» What is asked: Rewrite the records below, changing every "semi-detached" to "terraced" and keeping everything else the same. Omit the pictures from your answer.

» Recorded data:
%%

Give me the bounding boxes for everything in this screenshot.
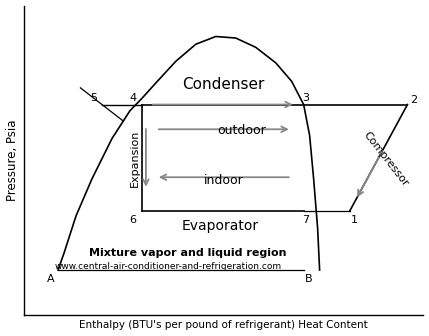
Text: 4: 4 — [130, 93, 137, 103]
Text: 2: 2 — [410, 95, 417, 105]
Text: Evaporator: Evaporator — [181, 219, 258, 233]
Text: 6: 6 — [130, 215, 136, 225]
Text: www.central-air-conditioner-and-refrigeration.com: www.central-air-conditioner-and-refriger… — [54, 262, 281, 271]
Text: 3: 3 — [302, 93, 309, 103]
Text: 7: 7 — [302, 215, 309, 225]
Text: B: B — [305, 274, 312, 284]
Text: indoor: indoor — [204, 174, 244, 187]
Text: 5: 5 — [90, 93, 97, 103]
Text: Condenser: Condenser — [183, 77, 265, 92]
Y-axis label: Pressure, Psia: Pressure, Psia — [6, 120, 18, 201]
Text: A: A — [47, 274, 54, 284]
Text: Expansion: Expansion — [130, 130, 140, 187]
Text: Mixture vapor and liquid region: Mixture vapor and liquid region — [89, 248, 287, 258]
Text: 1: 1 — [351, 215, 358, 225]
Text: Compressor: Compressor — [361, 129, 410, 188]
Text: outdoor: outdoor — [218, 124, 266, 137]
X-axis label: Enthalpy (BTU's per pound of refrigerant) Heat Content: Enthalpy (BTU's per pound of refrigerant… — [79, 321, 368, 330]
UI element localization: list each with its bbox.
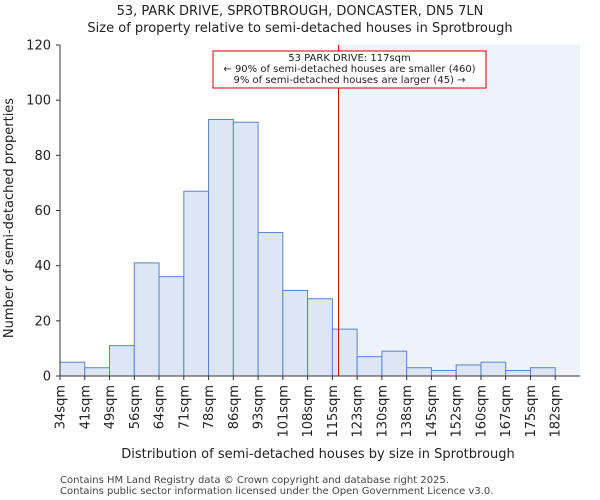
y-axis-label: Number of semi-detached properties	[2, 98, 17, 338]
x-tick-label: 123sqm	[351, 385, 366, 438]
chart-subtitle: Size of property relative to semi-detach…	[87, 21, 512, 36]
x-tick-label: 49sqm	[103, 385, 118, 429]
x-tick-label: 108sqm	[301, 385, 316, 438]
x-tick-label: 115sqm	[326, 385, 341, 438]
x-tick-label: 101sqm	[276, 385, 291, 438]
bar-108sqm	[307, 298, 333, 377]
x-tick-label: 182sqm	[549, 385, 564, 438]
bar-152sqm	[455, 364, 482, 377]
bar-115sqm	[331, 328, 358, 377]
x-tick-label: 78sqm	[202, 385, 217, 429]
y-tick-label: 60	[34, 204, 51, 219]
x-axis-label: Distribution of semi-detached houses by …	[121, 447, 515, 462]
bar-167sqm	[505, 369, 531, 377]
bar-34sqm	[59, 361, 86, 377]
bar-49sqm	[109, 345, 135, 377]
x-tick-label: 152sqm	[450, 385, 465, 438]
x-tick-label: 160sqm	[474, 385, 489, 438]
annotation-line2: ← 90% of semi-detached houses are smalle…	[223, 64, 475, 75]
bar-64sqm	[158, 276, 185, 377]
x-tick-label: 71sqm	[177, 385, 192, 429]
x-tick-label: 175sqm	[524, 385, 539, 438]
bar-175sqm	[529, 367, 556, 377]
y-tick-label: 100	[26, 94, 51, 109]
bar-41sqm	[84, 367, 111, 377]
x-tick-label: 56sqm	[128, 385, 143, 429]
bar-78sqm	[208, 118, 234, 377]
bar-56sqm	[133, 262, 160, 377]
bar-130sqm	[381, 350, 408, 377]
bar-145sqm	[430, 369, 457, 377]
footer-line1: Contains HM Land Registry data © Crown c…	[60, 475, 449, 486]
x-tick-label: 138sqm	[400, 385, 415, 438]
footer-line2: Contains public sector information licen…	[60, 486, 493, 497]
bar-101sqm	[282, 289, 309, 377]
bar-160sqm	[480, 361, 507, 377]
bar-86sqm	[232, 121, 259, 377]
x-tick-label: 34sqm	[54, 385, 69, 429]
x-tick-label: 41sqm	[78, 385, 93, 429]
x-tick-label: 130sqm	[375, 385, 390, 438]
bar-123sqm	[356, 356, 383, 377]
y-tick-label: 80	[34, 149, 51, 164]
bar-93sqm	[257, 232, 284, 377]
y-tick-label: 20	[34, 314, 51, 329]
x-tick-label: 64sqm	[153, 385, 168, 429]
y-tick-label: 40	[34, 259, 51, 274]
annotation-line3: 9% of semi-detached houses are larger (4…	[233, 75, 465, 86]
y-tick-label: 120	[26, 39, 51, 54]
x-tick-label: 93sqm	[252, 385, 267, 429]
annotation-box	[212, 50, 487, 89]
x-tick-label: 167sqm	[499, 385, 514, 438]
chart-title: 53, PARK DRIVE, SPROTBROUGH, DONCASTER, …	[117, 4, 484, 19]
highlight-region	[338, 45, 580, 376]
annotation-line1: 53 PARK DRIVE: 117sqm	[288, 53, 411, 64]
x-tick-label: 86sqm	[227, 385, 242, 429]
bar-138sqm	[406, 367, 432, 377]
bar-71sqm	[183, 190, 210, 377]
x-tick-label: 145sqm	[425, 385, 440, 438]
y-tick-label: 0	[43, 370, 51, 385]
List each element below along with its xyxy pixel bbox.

%%

» Result of the exercise:
Give me the bounding boxes for everything in this screenshot.
Text: 4: 4 — [130, 93, 137, 103]
Text: 2: 2 — [410, 95, 417, 105]
Text: Evaporator: Evaporator — [181, 219, 258, 233]
Text: 6: 6 — [130, 215, 136, 225]
Text: www.central-air-conditioner-and-refrigeration.com: www.central-air-conditioner-and-refriger… — [54, 262, 281, 271]
Text: 3: 3 — [302, 93, 309, 103]
Text: 7: 7 — [302, 215, 309, 225]
Text: B: B — [305, 274, 312, 284]
Text: indoor: indoor — [204, 174, 244, 187]
Text: 5: 5 — [90, 93, 97, 103]
Text: Condenser: Condenser — [183, 77, 265, 92]
Y-axis label: Pressure, Psia: Pressure, Psia — [6, 120, 18, 201]
Text: A: A — [47, 274, 54, 284]
Text: Expansion: Expansion — [130, 130, 140, 187]
Text: Mixture vapor and liquid region: Mixture vapor and liquid region — [89, 248, 287, 258]
Text: 1: 1 — [351, 215, 358, 225]
Text: Compressor: Compressor — [361, 129, 410, 188]
Text: outdoor: outdoor — [218, 124, 266, 137]
X-axis label: Enthalpy (BTU's per pound of refrigerant) Heat Content: Enthalpy (BTU's per pound of refrigerant… — [79, 321, 368, 330]
UI element localization: list each with its bbox.
y-axis-label: Number of terraced properties	[2, 98, 17, 338]
x-tick-label: 123sqm	[351, 385, 366, 438]
chart-subtitle: Size of property relative to semi-detach…	[87, 21, 512, 36]
x-tick-label: 49sqm	[103, 385, 118, 429]
x-tick-label: 108sqm	[301, 385, 316, 438]
x-tick-label: 115sqm	[326, 385, 341, 438]
x-tick-label: 101sqm	[276, 385, 291, 438]
bar-108sqm	[307, 298, 333, 377]
x-tick-label: 182sqm	[549, 385, 564, 438]
bar-152sqm	[455, 364, 482, 377]
bar-115sqm	[331, 328, 358, 377]
x-tick-label: 78sqm	[202, 385, 217, 429]
y-tick-label: 60	[34, 204, 51, 219]
x-axis-label: Distribution of terraced houses by …	[121, 447, 515, 462]
bar-167sqm	[505, 369, 531, 377]
bar-34sqm	[59, 361, 86, 377]
bar-49sqm	[109, 345, 135, 377]
x-tick-label: 152sqm	[450, 385, 465, 438]
x-tick-label: 160sqm	[474, 385, 489, 438]
annotation-line2: ← 90% of terraced houses are smalle…	[223, 64, 475, 75]
bar-64sqm	[158, 276, 185, 377]
x-tick-label: 71sqm	[177, 385, 192, 429]
x-tick-label: 175sqm	[524, 385, 539, 438]
bar-175sqm	[529, 367, 556, 377]
y-tick-label: 100	[26, 94, 51, 109]
bar-41sqm	[84, 367, 111, 377]
x-tick-label: 56sqm	[128, 385, 143, 429]
bar-78sqm	[208, 118, 234, 377]
bar-56sqm	[133, 262, 160, 377]
bar-130sqm	[381, 350, 408, 377]
bar-145sqm	[430, 369, 457, 377]
footer-line1: Contains HM Land Registry data © Crown c…	[60, 475, 449, 486]
x-tick-label: 138sqm	[400, 385, 415, 438]
footer-line2: Contains public sector information licen…	[60, 486, 493, 497]
bar-101sqm	[282, 289, 309, 377]
bar-160sqm	[480, 361, 507, 377]
bar-86sqm	[232, 121, 259, 377]
x-tick-label: 34sqm	[54, 385, 69, 429]
x-tick-label: 41sqm	[78, 385, 93, 429]
x-tick-label: 130sqm	[375, 385, 390, 438]
bar-123sqm	[356, 356, 383, 377]
y-tick-label: 80	[34, 149, 51, 164]
bar-93sqm	[257, 232, 284, 377]
y-tick-label: 20	[34, 314, 51, 329]
x-tick-label: 64sqm	[153, 385, 168, 429]
y-tick-label: 40	[34, 259, 51, 274]
annotation-line3: 9% of terraced houses are larger (4…	[233, 75, 465, 86]
y-tick-label: 120	[26, 39, 51, 54]
x-tick-label: 93sqm	[252, 385, 267, 429]
annotation-box	[212, 50, 487, 89]
x-tick-label: 167sqm	[499, 385, 514, 438]
chart-title: 53, PARK DRIVE, SPROTBROUGH, DONCASTER, …	[117, 4, 484, 19]
highlight-region	[338, 45, 580, 376]
annotation-line1: 53 PARK DRIVE: 117sqm	[288, 53, 411, 64]
x-tick-label: 86sqm	[227, 385, 242, 429]
bar-138sqm	[406, 367, 432, 377]
bar-71sqm	[183, 190, 210, 377]
x-tick-label: 145sqm	[425, 385, 440, 438]
y-tick-label: 0	[43, 370, 51, 385]
List each element below along with its xyxy pixel bbox.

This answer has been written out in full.